[START SUPPLIED MATERIAL]

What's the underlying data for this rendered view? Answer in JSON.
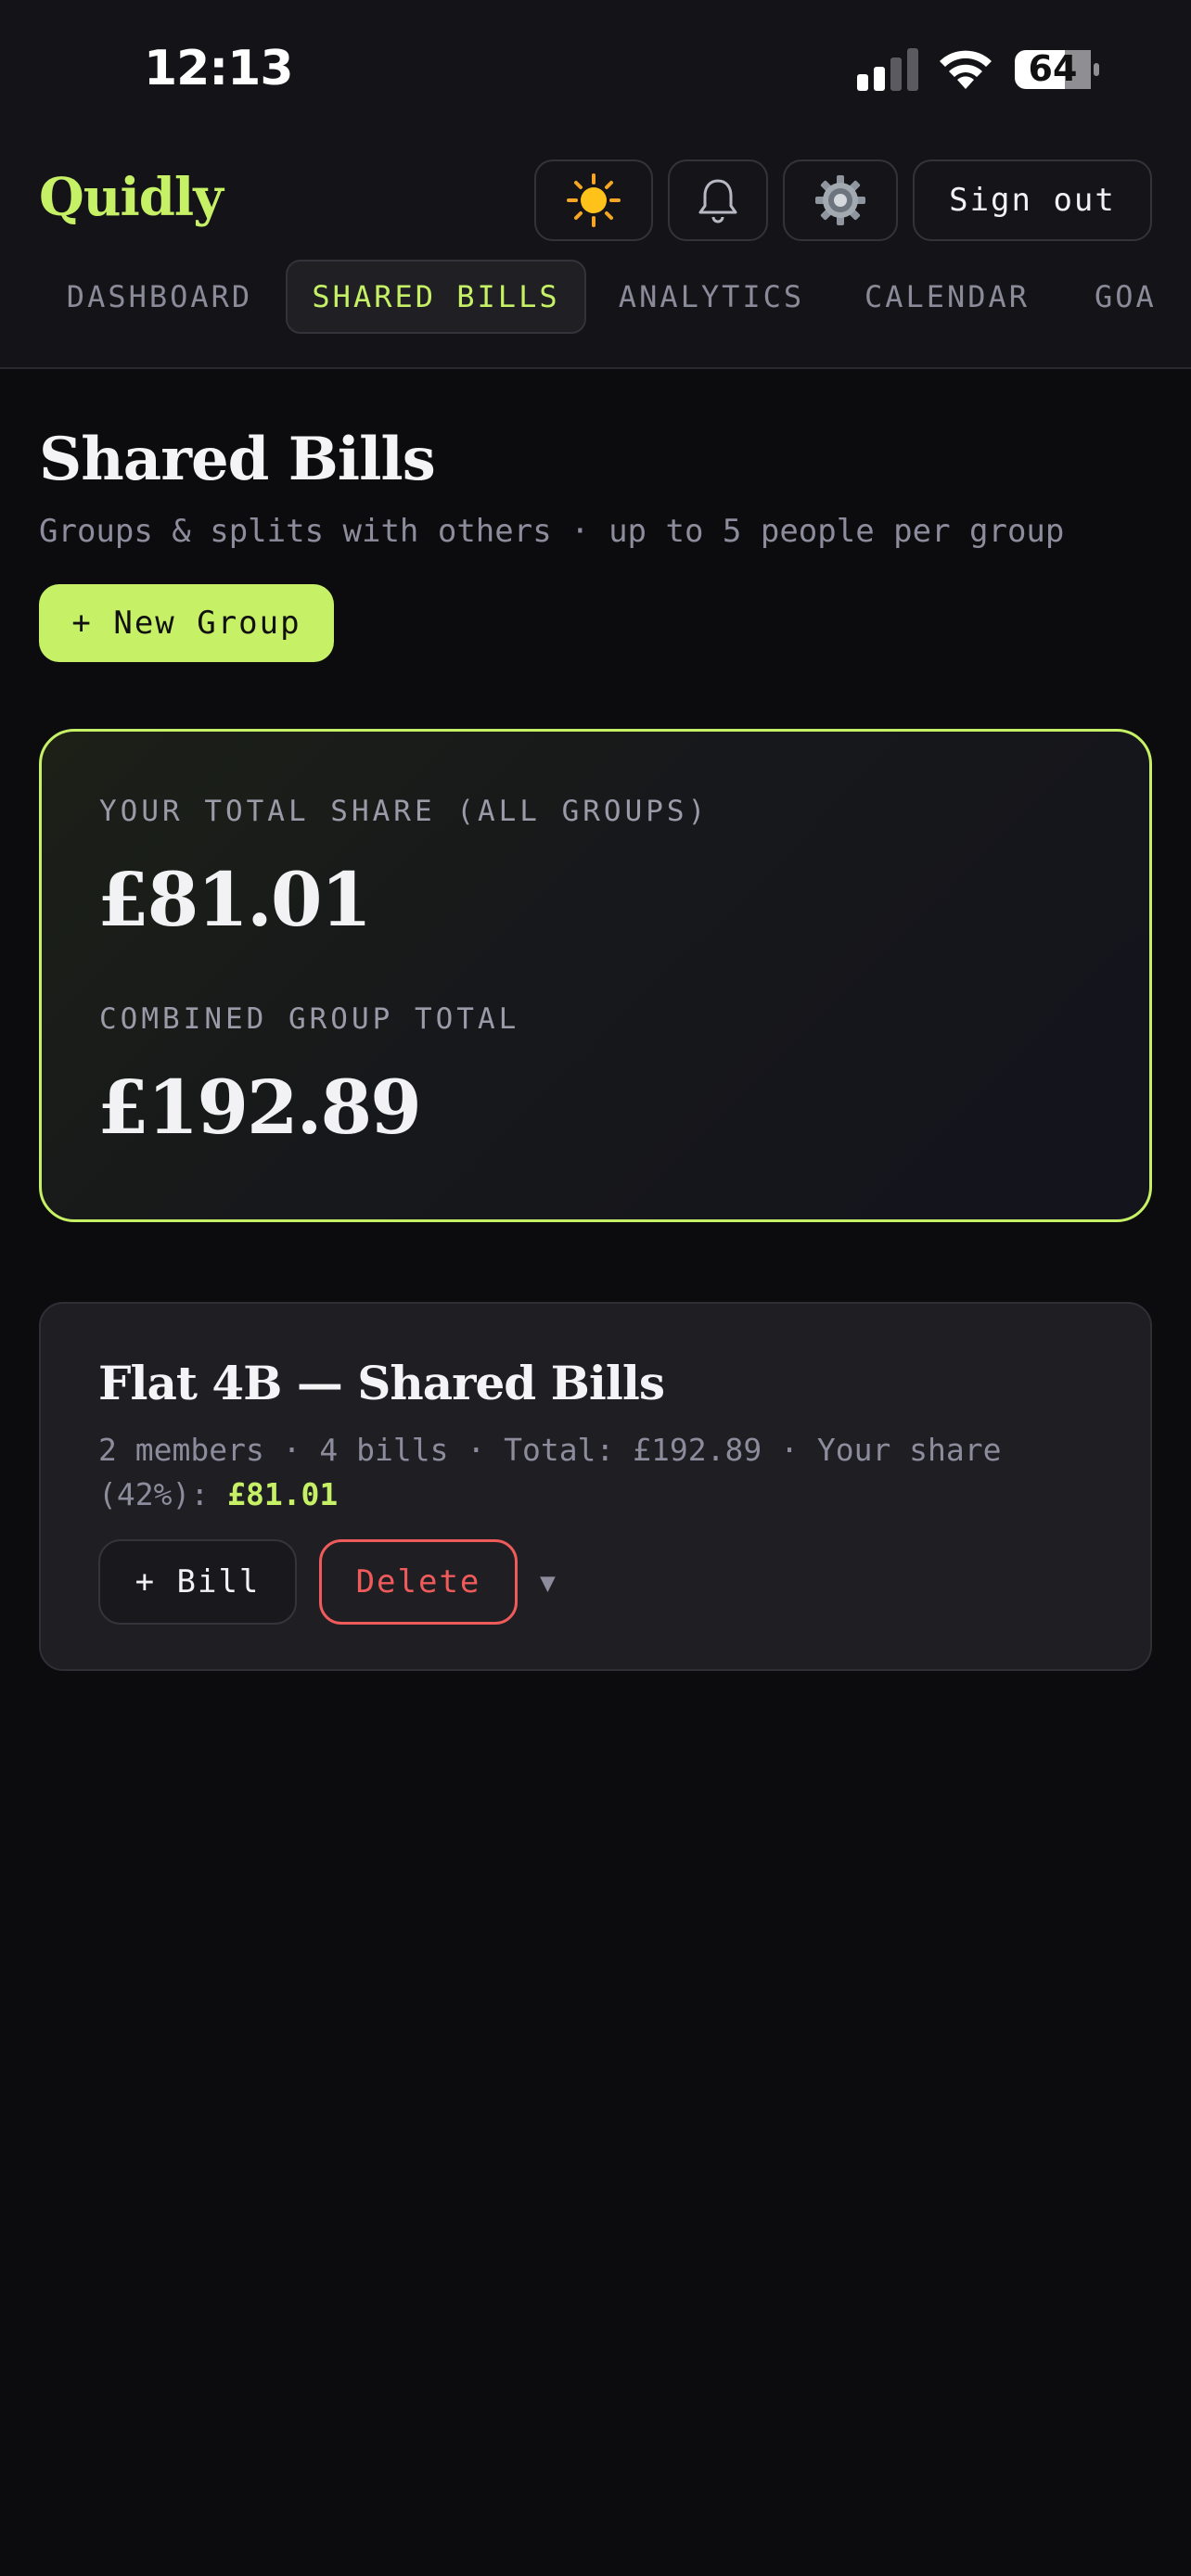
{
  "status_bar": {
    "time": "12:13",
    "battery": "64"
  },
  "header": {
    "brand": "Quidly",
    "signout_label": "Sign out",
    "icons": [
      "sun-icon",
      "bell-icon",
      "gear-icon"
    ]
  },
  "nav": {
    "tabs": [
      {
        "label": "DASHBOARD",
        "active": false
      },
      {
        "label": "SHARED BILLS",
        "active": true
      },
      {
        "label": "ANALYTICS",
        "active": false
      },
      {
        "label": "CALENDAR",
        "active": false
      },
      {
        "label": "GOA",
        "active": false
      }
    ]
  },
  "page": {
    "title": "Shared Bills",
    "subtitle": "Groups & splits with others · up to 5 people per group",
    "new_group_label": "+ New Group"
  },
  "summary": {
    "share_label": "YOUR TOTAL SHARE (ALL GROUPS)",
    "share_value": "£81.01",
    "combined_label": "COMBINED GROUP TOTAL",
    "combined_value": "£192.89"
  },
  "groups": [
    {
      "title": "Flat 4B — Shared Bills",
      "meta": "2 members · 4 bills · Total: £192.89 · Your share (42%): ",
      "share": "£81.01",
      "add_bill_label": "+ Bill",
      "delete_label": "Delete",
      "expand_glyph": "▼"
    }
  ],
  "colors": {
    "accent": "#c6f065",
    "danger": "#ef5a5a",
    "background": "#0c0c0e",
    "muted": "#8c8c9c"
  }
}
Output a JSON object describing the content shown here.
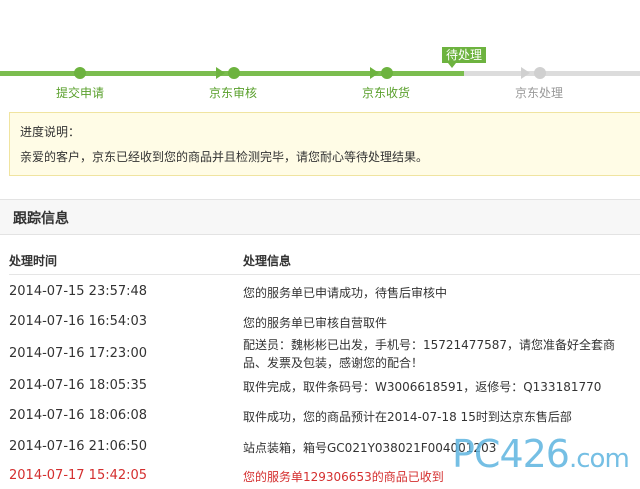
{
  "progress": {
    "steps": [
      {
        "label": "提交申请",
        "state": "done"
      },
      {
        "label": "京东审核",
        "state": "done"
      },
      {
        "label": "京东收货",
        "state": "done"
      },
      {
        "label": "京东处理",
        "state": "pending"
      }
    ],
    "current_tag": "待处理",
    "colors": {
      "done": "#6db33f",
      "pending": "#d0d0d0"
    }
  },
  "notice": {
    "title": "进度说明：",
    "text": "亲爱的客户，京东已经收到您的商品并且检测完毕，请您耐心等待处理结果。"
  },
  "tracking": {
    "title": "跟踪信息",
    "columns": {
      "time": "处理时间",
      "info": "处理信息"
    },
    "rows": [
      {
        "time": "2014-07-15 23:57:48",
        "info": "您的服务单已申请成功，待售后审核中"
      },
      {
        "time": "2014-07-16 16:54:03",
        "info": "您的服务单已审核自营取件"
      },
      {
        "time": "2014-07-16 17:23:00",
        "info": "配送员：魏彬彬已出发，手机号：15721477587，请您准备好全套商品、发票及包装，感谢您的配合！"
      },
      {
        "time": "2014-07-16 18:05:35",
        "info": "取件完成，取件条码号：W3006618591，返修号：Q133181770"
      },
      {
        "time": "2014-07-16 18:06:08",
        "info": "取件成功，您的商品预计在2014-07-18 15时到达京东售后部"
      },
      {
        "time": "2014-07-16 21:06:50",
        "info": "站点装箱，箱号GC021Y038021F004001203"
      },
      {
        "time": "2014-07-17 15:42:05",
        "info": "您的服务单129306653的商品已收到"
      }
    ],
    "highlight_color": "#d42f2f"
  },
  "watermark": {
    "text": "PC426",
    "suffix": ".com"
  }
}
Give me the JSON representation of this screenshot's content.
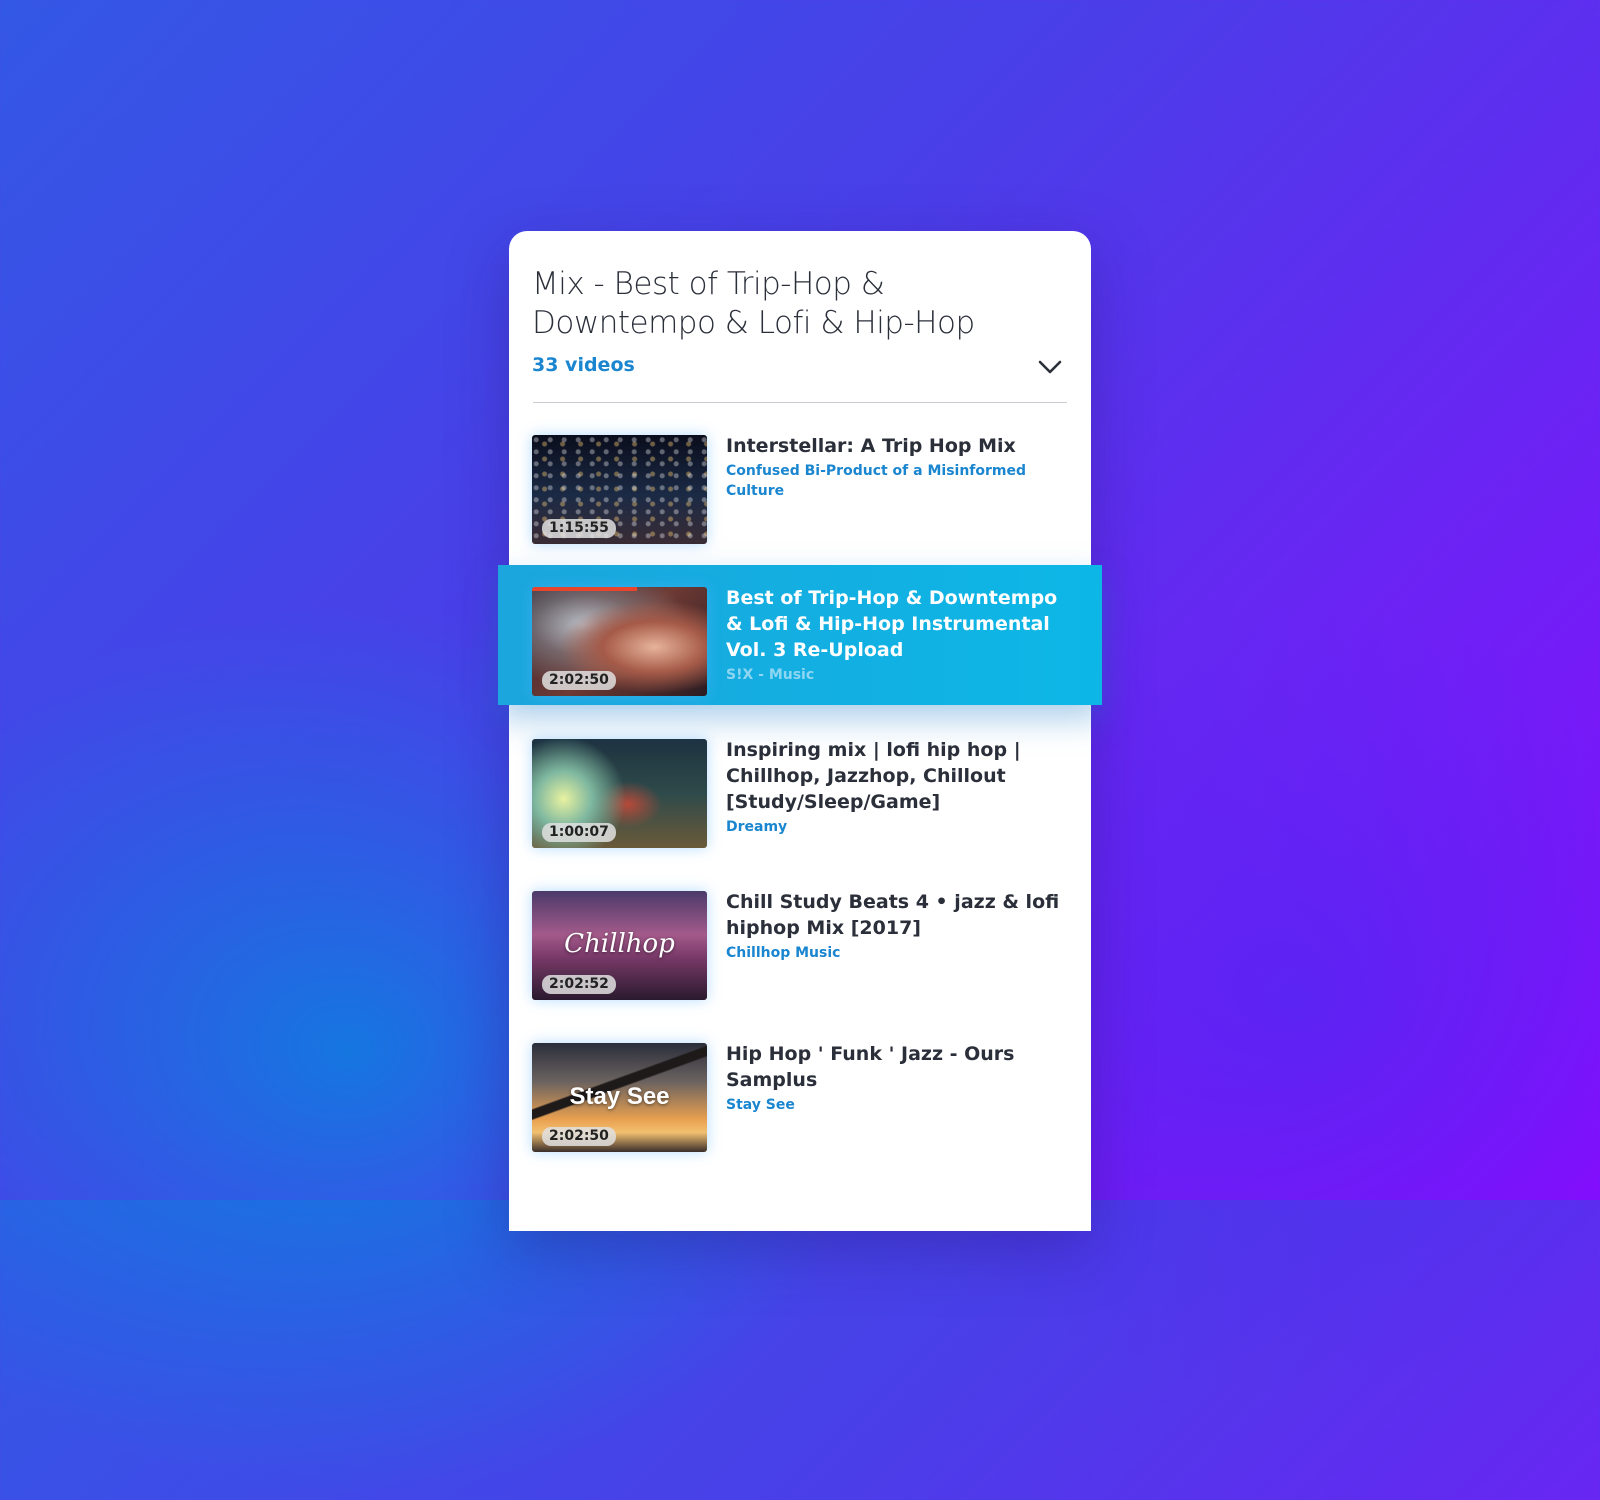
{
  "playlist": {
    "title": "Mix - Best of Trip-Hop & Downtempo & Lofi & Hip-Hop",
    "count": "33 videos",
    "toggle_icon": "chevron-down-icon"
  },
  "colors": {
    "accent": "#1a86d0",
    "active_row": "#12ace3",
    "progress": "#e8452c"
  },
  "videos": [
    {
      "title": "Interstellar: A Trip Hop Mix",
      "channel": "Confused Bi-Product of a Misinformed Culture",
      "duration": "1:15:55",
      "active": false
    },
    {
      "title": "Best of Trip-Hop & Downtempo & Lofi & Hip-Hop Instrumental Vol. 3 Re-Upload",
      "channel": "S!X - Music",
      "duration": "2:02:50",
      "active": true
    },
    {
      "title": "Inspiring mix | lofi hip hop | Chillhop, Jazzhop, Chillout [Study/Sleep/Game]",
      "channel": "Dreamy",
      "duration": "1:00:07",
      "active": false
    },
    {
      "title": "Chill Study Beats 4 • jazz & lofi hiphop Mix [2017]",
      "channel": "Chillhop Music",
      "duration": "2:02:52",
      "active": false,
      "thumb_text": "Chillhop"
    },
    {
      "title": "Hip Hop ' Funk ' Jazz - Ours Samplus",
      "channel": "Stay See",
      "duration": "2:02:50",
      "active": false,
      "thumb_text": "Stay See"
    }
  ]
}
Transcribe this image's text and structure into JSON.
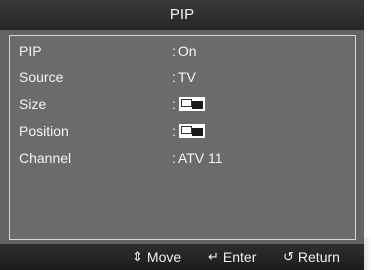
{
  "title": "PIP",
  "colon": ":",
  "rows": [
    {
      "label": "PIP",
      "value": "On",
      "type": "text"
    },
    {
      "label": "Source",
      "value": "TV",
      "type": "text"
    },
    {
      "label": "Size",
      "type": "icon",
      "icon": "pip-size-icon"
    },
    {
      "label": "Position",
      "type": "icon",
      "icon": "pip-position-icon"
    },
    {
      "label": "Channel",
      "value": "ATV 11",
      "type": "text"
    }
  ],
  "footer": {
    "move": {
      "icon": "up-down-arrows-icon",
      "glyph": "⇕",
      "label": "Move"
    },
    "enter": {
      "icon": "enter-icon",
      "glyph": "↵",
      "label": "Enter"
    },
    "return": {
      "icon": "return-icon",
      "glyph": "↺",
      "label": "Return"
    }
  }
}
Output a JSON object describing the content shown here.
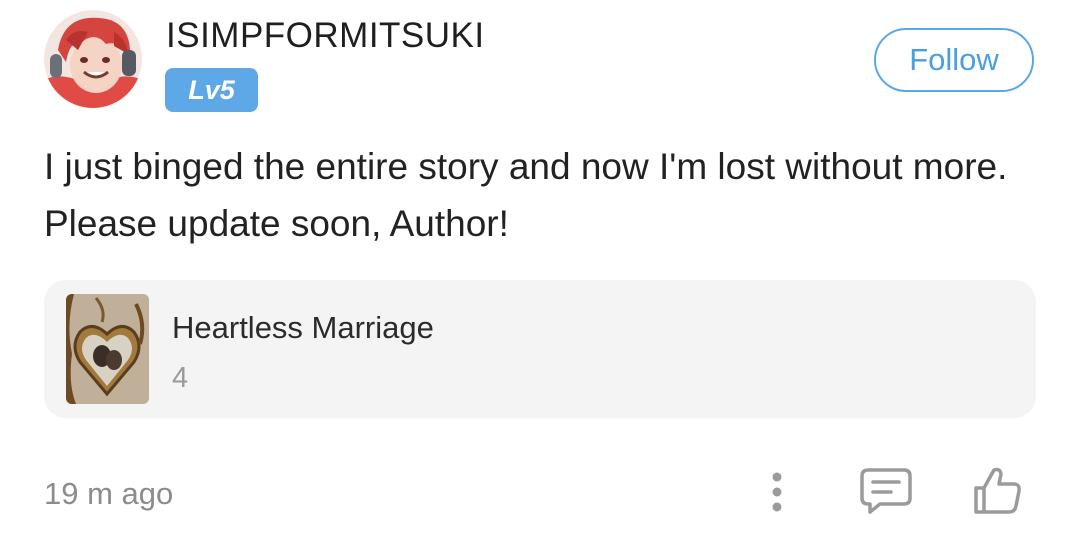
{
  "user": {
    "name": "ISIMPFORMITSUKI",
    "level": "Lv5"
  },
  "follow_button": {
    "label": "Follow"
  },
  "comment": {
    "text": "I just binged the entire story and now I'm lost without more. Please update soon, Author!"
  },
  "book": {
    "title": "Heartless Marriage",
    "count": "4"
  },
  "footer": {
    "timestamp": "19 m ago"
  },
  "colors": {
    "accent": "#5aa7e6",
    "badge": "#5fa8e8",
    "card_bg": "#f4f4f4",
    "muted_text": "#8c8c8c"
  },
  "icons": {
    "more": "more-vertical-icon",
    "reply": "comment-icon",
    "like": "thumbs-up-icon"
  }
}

[END SUPPLIED MATERIAL]

Gather every line containing the word "Best" and copy it.

    "title": "Mix - Best of Trip-Hop & Downtempo & Lofi & Hip-Hop",
      "title": "Best of Trip-Hop & Downtempo & Lofi & Hip-Hop Instrumental Vol. 3 Re-Upload",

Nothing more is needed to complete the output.